** Problem statement **
Reproduce all the entries precisely.
====== Data in this exercise ======
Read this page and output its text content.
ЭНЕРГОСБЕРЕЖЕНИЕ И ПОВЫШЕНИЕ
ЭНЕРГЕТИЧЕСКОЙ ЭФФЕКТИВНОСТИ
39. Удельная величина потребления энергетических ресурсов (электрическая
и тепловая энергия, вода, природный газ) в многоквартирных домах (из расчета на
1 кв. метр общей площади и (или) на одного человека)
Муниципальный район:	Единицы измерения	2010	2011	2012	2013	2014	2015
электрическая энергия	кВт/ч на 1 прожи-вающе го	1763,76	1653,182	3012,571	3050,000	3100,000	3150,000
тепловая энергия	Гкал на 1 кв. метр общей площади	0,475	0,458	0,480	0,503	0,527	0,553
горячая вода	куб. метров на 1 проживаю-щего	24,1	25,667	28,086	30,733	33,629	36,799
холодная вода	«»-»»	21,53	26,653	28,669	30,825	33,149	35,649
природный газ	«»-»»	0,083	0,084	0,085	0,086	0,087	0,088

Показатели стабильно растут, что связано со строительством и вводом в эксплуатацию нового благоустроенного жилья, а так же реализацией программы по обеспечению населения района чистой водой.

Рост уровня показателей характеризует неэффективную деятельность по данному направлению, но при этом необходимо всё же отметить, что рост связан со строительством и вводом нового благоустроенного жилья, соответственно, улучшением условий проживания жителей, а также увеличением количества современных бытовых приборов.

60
======
** Completed task **
Read this page and output its text content.
ЭНЕРГОСБЕРЕЖЕНИЕ И ПОВЫШЕНИЕ
ЭНЕРГЕТИЧЕСКОЙ ЭФФЕКТИВНОСТИ
39. Удельная величина потребления энергетических ресурсов (электрическая
и тепловая энергия, вода, природный газ) в многоквартирных домах (из расчета на
1 кв. метр общей площади и (или) на одного человека)
Муниципальный район:	Единицы измерения	2010	2011	2012	2013	2014	2015
электрическая энергия	кВт/ч на 1 прожи-вающе го	1763,76	1653,182	3012,571	3050,000	3100,000	3150,000
тепловая энергия	Гкал на 1 кв. метр общей площади	0,475	0,458	0,480	0,503	0,527	0,553
горячая вода	куб. метров на 1 проживаю-щего	24,1	25,667	28,086	30,733	33,629	36,799
холодная вода	«»-»»	21,53	26,653	28,669	30,825	33,149	35,649
природный газ	«»-»»	0,083	0,084	0,085	0,086	0,087	0,088

Показатели стабильно растут, что связано со строительством и вводом в эксплуатацию нового благоустроенного жилья, а так же реализацией программы по обеспечению населения района чистой водой.

Рост уровня показателей характеризует неэффективную деятельность по данному направлению, но при этом необходимо всё же отметить, что рост связан со строительством и вводом нового благоустроенного жилья, соответственно, улучшением условий проживания жителей, а также увеличением количества современных бытовых приборов.

60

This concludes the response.